## BEGIN
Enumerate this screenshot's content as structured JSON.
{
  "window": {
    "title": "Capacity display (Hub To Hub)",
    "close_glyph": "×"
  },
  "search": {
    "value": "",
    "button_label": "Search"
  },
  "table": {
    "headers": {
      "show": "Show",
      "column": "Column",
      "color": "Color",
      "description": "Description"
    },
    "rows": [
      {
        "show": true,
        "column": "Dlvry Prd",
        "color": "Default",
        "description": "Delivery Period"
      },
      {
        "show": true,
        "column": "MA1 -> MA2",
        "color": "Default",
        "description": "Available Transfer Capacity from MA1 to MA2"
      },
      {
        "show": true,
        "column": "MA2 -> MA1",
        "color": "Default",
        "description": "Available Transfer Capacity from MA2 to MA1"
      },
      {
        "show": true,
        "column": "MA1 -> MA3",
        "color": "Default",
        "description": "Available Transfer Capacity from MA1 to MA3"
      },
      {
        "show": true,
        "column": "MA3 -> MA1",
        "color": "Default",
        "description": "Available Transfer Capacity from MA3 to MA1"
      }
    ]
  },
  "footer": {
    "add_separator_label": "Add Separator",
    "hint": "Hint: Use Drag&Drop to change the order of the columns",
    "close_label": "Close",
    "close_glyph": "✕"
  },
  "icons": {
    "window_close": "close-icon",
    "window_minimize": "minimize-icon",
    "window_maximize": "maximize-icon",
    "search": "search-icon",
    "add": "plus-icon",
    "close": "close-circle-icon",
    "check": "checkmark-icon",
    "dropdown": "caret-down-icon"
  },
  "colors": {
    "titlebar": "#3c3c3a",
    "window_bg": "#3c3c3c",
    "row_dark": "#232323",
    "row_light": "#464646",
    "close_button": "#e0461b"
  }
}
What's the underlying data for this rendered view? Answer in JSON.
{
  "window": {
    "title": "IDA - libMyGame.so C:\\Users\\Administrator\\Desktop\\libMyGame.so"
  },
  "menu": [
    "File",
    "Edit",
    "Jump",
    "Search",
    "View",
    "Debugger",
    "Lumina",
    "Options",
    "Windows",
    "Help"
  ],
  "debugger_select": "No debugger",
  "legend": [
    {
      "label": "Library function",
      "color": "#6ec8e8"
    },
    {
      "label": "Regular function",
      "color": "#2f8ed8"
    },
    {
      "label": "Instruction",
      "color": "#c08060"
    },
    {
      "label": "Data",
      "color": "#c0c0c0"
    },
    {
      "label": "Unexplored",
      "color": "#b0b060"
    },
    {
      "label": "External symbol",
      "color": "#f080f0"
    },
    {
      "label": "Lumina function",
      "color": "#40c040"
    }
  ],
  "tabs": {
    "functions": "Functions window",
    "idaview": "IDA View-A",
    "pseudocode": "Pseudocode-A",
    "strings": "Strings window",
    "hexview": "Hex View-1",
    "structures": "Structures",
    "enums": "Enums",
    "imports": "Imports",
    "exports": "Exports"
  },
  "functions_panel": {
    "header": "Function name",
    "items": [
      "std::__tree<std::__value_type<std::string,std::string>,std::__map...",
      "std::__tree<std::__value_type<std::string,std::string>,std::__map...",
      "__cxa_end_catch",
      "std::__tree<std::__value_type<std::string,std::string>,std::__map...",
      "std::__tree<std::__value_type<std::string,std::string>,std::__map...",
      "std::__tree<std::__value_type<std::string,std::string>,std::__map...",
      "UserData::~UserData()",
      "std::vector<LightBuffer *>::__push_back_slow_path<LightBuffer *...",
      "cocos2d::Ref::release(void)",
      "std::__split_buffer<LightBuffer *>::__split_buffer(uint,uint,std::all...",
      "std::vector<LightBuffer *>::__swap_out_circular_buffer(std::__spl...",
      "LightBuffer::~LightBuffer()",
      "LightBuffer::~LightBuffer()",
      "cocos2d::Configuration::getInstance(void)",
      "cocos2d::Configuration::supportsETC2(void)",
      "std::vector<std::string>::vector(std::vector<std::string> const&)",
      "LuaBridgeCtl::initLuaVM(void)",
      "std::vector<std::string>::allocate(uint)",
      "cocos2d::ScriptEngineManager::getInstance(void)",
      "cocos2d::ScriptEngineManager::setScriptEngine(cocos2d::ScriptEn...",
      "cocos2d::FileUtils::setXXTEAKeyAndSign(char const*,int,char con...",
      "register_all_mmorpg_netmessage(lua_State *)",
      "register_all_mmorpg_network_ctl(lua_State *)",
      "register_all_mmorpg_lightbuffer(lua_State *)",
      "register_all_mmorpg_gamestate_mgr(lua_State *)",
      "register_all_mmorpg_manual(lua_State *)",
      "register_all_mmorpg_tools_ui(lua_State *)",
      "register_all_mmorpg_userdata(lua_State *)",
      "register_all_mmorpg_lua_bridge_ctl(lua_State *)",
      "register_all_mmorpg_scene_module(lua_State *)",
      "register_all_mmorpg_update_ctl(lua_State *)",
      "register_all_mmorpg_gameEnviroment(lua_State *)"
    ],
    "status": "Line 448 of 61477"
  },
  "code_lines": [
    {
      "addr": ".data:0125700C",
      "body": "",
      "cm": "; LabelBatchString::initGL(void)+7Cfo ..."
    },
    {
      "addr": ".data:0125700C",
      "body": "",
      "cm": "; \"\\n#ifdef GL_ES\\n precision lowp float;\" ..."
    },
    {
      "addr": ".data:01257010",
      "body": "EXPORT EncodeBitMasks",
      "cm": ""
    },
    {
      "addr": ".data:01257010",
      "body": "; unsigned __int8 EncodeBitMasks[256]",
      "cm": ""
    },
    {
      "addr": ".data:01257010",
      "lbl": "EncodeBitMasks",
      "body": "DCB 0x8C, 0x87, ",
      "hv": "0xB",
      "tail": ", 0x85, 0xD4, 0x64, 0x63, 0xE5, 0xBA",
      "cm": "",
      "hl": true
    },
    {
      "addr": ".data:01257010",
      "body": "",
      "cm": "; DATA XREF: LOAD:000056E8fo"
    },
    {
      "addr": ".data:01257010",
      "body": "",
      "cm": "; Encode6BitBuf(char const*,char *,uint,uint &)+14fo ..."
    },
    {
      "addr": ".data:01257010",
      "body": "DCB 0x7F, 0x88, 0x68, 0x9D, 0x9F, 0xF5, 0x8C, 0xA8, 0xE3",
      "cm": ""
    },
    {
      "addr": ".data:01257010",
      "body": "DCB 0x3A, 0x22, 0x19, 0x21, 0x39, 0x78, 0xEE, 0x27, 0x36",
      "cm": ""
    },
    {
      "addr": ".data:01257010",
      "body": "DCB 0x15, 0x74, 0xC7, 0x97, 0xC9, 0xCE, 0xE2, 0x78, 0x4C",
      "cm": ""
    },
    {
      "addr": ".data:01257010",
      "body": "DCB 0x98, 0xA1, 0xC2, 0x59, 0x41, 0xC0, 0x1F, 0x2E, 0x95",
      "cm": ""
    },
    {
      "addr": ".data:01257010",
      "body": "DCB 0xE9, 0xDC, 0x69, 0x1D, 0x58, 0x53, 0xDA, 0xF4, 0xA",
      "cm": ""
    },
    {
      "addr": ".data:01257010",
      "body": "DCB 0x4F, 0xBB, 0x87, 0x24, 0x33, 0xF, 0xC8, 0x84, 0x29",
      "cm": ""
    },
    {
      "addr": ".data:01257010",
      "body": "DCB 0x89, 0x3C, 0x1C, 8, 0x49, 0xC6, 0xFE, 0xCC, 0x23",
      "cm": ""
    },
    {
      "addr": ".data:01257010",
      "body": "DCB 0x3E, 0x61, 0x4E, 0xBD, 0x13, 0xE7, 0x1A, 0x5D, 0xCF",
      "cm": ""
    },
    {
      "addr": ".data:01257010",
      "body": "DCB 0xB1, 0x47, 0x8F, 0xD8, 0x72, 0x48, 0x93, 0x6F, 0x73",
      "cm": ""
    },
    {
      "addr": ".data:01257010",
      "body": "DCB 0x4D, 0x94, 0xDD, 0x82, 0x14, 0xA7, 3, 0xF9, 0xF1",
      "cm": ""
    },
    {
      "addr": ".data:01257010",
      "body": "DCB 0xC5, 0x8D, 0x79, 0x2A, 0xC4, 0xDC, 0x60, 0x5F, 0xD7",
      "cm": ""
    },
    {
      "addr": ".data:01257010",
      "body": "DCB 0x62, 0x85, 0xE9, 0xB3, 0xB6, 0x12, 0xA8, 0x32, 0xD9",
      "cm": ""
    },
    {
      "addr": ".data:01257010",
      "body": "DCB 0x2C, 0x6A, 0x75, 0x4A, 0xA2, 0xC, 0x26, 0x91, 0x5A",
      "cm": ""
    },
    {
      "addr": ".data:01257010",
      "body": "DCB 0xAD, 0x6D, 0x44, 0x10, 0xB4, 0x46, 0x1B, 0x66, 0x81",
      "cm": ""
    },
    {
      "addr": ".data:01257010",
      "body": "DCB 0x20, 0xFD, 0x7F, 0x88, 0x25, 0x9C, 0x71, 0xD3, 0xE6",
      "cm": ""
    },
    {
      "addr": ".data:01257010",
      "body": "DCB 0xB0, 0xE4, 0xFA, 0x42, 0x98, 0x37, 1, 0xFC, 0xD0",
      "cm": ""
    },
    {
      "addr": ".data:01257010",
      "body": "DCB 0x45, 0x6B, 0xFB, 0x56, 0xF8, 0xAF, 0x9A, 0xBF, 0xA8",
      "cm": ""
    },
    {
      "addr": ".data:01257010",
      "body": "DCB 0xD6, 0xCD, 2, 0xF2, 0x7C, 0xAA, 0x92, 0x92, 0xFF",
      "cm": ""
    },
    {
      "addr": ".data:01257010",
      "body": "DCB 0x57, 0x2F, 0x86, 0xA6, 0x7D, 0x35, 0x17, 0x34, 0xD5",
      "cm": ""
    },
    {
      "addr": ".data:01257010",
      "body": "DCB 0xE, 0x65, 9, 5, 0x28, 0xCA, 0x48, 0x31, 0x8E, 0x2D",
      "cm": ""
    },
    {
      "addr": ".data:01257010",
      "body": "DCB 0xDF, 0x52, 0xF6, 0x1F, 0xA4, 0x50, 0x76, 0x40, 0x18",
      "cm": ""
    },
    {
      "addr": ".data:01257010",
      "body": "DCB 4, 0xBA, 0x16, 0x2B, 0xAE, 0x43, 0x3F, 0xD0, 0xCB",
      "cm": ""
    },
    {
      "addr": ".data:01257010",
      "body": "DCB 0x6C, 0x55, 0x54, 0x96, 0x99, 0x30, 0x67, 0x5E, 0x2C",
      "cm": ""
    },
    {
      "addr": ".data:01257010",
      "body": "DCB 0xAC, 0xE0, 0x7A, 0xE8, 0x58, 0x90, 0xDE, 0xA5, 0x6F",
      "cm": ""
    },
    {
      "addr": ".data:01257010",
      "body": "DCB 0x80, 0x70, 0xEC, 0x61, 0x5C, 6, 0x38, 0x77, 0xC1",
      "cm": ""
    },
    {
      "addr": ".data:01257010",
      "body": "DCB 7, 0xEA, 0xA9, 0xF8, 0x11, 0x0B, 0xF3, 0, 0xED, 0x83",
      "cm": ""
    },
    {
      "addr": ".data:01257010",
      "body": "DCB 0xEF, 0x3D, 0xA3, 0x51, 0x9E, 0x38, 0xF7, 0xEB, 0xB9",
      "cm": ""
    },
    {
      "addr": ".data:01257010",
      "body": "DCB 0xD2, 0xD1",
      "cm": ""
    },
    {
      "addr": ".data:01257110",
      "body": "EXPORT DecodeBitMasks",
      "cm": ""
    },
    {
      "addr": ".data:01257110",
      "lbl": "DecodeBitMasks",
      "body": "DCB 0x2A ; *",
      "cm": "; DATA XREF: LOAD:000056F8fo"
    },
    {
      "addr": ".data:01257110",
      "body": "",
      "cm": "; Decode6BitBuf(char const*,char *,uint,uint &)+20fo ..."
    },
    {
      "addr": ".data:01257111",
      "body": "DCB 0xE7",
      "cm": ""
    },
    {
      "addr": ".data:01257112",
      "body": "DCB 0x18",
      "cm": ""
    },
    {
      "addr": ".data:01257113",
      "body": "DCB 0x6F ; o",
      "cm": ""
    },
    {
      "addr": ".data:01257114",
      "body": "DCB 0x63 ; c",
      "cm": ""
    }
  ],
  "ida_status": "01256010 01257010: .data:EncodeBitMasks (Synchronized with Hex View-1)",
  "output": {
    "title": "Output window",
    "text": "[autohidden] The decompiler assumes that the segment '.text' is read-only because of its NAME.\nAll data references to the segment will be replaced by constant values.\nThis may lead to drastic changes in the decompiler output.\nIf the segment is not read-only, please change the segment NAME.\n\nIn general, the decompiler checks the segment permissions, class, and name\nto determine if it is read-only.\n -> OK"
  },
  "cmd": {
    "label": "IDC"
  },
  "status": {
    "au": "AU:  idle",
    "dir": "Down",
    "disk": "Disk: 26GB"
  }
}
## END
Only lines with the word "Transfer" are wanted, so copy each one from the records.

        "description": "Available Transfer Capacity from MA1 to MA2"
        "description": "Available Transfer Capacity from MA2 to MA1"
        "description": "Available Transfer Capacity from MA1 to MA3"
        "description": "Available Transfer Capacity from MA3 to MA1"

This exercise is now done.